-- Start of Records for this task --

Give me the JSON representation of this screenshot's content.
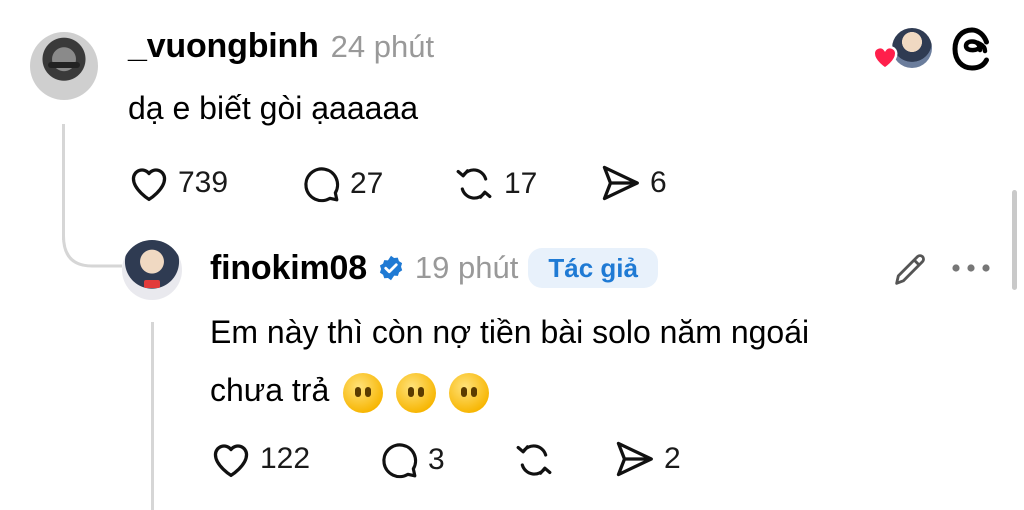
{
  "comment1": {
    "username": "_vuongbinh",
    "time": "24 phút",
    "text": "dạ e biết gòi ạaaaaa",
    "likes": "739",
    "replies": "27",
    "reposts": "17",
    "shares": "6"
  },
  "comment2": {
    "username": "finokim08",
    "time": "19 phút",
    "badge": "Tác giả",
    "text_line1": "Em này thì còn nợ tiền bài solo năm ngoái",
    "text_line2": "chưa trả",
    "likes": "122",
    "replies": "3",
    "shares": "2"
  },
  "icons": {
    "like": "heart-icon",
    "reply": "speech-bubble-icon",
    "repost": "repost-icon",
    "share": "send-icon",
    "edit": "pencil-icon",
    "more": "more-dots-icon",
    "verified": "verified-badge-icon",
    "app_logo": "threads-logo-icon",
    "liked_by_author": "liked-heart-icon"
  },
  "colors": {
    "verified": "#1f7ad4",
    "badge_bg": "#e8f1fb",
    "liked_heart": "#ff1f4b",
    "muted": "#999999"
  }
}
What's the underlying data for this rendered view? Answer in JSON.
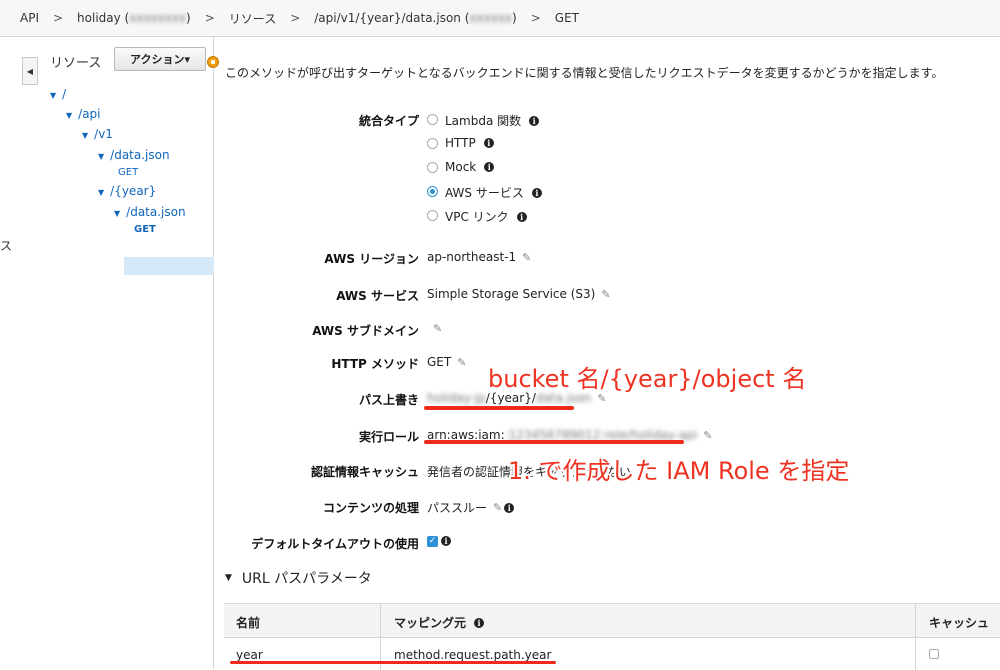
{
  "breadcrumb": {
    "items": [
      "API",
      "holiday (",
      ")",
      "リソース",
      "/api/v1/{year}/data.json (",
      ")",
      "GET"
    ],
    "separator": ">"
  },
  "left_fragment": "ス",
  "resources": {
    "title": "リソース",
    "action_button": "アクション▾",
    "tree": [
      {
        "label": "/"
      },
      {
        "label": "/api"
      },
      {
        "label": "/v1"
      },
      {
        "label": "/data.json"
      },
      {
        "label": "GET"
      },
      {
        "label": "/{year}"
      },
      {
        "label": "/data.json"
      },
      {
        "label": "GET"
      }
    ]
  },
  "description": "このメソッドが呼び出すターゲットとなるバックエンドに関する情報と受信したリクエストデータを変更するかどうかを指定します。",
  "integration": {
    "label": "統合タイプ",
    "options": [
      "Lambda 関数",
      "HTTP",
      "Mock",
      "AWS サービス",
      "VPC リンク"
    ],
    "selected": "AWS サービス"
  },
  "fields": {
    "region": {
      "label": "AWS リージョン",
      "value": "ap-northeast-1"
    },
    "service": {
      "label": "AWS サービス",
      "value": "Simple Storage Service (S3)"
    },
    "subdomain": {
      "label": "AWS サブドメイン",
      "value": ""
    },
    "http_method": {
      "label": "HTTP メソッド",
      "value": "GET"
    },
    "path_override": {
      "label": "パス上書き",
      "value_prefix": "holiday-jp",
      "value_middle": "/{year}/",
      "value_suffix": "data.json"
    },
    "exec_role": {
      "label": "実行ロール",
      "value_prefix": "arn:aws:iam:",
      "value_hidden": ":123456789012:role/holiday-api"
    },
    "credentials_cache": {
      "label": "認証情報キャッシュ",
      "value": "発信者の認証情報をキャッシュしない"
    },
    "content_handling": {
      "label": "コンテンツの処理",
      "value": "パススルー"
    },
    "default_timeout": {
      "label": "デフォルトタイムアウトの使用",
      "checked": true
    }
  },
  "annotations": {
    "bucket": "bucket 名/{year}/object 名",
    "role": "1. で作成した IAM Role を指定"
  },
  "url_params": {
    "title": "URL パスパラメータ",
    "columns": [
      "名前",
      "マッピング元",
      "キャッシュ"
    ],
    "rows": [
      {
        "name": "year",
        "mapping": "method.request.path.year",
        "cache": false
      }
    ]
  },
  "colors": {
    "accent": "#2d8fd5",
    "annotation": "#ee3322",
    "link": "#1166bb",
    "warning_dot": "#f39c12"
  }
}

-- End of Records for this task --

* [Set task] Which lines contain "verified"? Copy each of them.

* [Answer for this exercise]
    "verified": "verified-badge-icon",
    "verified": "#1f7ad4",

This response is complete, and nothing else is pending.